--- start of Exercise materials ---
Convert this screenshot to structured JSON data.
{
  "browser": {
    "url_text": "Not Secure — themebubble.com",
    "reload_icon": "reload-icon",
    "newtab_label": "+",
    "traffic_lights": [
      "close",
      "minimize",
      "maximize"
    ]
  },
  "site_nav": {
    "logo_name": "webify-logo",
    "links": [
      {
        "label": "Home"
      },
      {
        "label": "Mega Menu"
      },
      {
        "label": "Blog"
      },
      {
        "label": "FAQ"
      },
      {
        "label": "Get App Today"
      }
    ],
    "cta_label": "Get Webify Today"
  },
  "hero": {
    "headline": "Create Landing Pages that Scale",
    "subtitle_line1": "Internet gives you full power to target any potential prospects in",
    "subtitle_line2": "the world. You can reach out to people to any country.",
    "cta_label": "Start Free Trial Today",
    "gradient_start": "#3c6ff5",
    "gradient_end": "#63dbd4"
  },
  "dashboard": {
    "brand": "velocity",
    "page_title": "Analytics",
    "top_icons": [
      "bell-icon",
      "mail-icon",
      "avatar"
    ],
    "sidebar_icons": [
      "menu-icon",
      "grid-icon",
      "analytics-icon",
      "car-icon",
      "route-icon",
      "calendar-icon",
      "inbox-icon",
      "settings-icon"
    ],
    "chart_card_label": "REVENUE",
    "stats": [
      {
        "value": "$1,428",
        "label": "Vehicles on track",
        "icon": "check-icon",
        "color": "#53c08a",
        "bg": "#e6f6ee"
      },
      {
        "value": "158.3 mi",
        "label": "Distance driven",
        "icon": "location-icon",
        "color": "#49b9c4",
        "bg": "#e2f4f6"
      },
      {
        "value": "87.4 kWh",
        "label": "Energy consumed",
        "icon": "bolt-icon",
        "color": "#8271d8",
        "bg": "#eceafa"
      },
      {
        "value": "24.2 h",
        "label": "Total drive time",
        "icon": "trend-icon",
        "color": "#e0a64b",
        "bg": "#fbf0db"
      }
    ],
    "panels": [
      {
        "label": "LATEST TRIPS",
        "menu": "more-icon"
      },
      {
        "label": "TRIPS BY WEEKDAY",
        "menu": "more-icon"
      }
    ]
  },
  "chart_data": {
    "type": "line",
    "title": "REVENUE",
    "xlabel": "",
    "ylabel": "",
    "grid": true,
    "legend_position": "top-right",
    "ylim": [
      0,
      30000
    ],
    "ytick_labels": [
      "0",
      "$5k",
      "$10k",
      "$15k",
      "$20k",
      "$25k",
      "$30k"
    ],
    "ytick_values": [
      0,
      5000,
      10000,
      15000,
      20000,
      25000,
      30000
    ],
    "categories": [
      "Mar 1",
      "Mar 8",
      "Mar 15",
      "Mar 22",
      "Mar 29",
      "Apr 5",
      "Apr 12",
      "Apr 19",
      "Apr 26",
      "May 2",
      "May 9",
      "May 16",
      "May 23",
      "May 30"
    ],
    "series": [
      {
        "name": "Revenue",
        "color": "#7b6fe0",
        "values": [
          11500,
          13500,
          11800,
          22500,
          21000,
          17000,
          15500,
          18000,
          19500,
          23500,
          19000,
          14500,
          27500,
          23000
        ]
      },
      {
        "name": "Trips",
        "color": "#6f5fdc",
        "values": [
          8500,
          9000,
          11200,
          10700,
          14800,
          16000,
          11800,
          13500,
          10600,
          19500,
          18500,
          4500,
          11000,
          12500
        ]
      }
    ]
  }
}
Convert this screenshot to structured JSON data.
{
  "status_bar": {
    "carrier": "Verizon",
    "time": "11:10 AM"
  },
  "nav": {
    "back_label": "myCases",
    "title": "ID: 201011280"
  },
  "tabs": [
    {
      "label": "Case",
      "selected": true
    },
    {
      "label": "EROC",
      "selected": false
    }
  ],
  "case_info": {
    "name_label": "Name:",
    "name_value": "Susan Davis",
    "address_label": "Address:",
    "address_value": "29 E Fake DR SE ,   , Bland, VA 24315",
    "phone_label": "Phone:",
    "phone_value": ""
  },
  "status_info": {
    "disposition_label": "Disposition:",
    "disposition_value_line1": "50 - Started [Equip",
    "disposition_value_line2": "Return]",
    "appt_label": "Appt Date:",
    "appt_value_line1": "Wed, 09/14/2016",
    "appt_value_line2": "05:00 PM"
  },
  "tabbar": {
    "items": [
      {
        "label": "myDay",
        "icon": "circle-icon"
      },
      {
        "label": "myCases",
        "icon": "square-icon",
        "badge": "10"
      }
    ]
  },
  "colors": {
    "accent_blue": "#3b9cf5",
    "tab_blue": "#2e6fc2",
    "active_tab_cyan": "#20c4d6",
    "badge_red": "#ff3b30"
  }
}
--- end of Exercise materials ---
» What you have to do
Print all of the entries exactly as they appear.

» Solution for this task
Convert this screenshot to structured JSON data.
{
  "browser": {
    "url_text": "Not Secure — themebubble.com",
    "reload_icon": "reload-icon",
    "newtab_label": "+",
    "traffic_lights": [
      "close",
      "minimize",
      "maximize"
    ]
  },
  "site_nav": {
    "logo_name": "webify-logo",
    "links": [
      {
        "label": "Home"
      },
      {
        "label": "Mega Menu"
      },
      {
        "label": "Blog"
      },
      {
        "label": "FAQ"
      },
      {
        "label": "Get App Today"
      }
    ],
    "cta_label": "Get Webify Today"
  },
  "hero": {
    "headline": "Create Landing Pages that Scale",
    "subtitle_line1": "Internet gives you full power to target any potential prospects in",
    "subtitle_line2": "the world. You can reach out to people to any country.",
    "cta_label": "Start Free Trial Today",
    "gradient_start": "#3c6ff5",
    "gradient_end": "#63dbd4"
  },
  "dashboard": {
    "brand": "velocity",
    "page_title": "Analytics",
    "top_icons": [
      "bell-icon",
      "mail-icon",
      "avatar"
    ],
    "sidebar_icons": [
      "menu-icon",
      "grid-icon",
      "analytics-icon",
      "car-icon",
      "route-icon",
      "calendar-icon",
      "inbox-icon",
      "settings-icon"
    ],
    "chart_card_label": "REVENUE",
    "stats": [
      {
        "value": "$1,428",
        "label": "Vehicles on track",
        "icon": "check-icon",
        "color": "#53c08a",
        "bg": "#e6f6ee"
      },
      {
        "value": "158.3 mi",
        "label": "Distance driven",
        "icon": "location-icon",
        "color": "#49b9c4",
        "bg": "#e2f4f6"
      },
      {
        "value": "87.4 kWh",
        "label": "Energy consumed",
        "icon": "bolt-icon",
        "color": "#8271d8",
        "bg": "#eceafa"
      },
      {
        "value": "24.2 h",
        "label": "Total drive time",
        "icon": "trend-icon",
        "color": "#e0a64b",
        "bg": "#fbf0db"
      }
    ],
    "panels": [
      {
        "label": "LATEST TRIPS",
        "menu": "more-icon"
      },
      {
        "label": "TRIPS BY WEEKDAY",
        "menu": "more-icon"
      }
    ]
  },
  "chart_data": {
    "type": "line",
    "title": "REVENUE",
    "xlabel": "",
    "ylabel": "",
    "grid": true,
    "legend_position": "top-right",
    "ylim": [
      0,
      30000
    ],
    "ytick_labels": [
      "0",
      "$5k",
      "$10k",
      "$15k",
      "$20k",
      "$25k",
      "$30k"
    ],
    "ytick_values": [
      0,
      5000,
      10000,
      15000,
      20000,
      25000,
      30000
    ],
    "categories": [
      "Mar 1",
      "Mar 8",
      "Mar 15",
      "Mar 22",
      "Mar 29",
      "Apr 5",
      "Apr 12",
      "Apr 19",
      "Apr 26",
      "May 2",
      "May 9",
      "May 16",
      "May 23",
      "May 30"
    ],
    "series": [
      {
        "name": "Revenue",
        "color": "#7b6fe0",
        "values": [
          11500,
          13500,
          11800,
          22500,
          21000,
          17000,
          15500,
          18000,
          19500,
          23500,
          19000,
          14500,
          27500,
          23000
        ]
      },
      {
        "name": "Trips",
        "color": "#6f5fdc",
        "values": [
          8500,
          9000,
          11200,
          10700,
          14800,
          16000,
          11800,
          13500,
          10600,
          19500,
          18500,
          4500,
          11000,
          12500
        ]
      }
    ]
  }
}
Convert this screenshot to structured JSON data.
{
  "status_bar": {
    "carrier": "Verizon",
    "time": "11:10 AM"
  },
  "nav": {
    "back_label": "myCases",
    "title": "ID: 201011280"
  },
  "tabs": [
    {
      "label": "Case",
      "selected": true
    },
    {
      "label": "EROC",
      "selected": false
    }
  ],
  "case_info": {
    "name_label": "Name:",
    "name_value": "Susan Davis",
    "address_label": "Address:",
    "address_value": "29 E Fake DR SE ,   , Bland, VA 24315",
    "phone_label": "Phone:",
    "phone_value": ""
  },
  "status_info": {
    "disposition_label": "Disposition:",
    "disposition_value_line1": "50 - Started [Equip",
    "disposition_value_line2": "Return]",
    "appt_label": "Appt Date:",
    "appt_value_line1": "Wed, 09/14/2016",
    "appt_value_line2": "05:00 PM"
  },
  "tabbar": {
    "items": [
      {
        "label": "myDay",
        "icon": "circle-icon"
      },
      {
        "label": "myCases",
        "icon": "square-icon",
        "badge": "10"
      }
    ]
  },
  "colors": {
    "accent_blue": "#3b9cf5",
    "tab_blue": "#2e6fc2",
    "active_tab_cyan": "#20c4d6",
    "badge_red": "#ff3b30"
  }
}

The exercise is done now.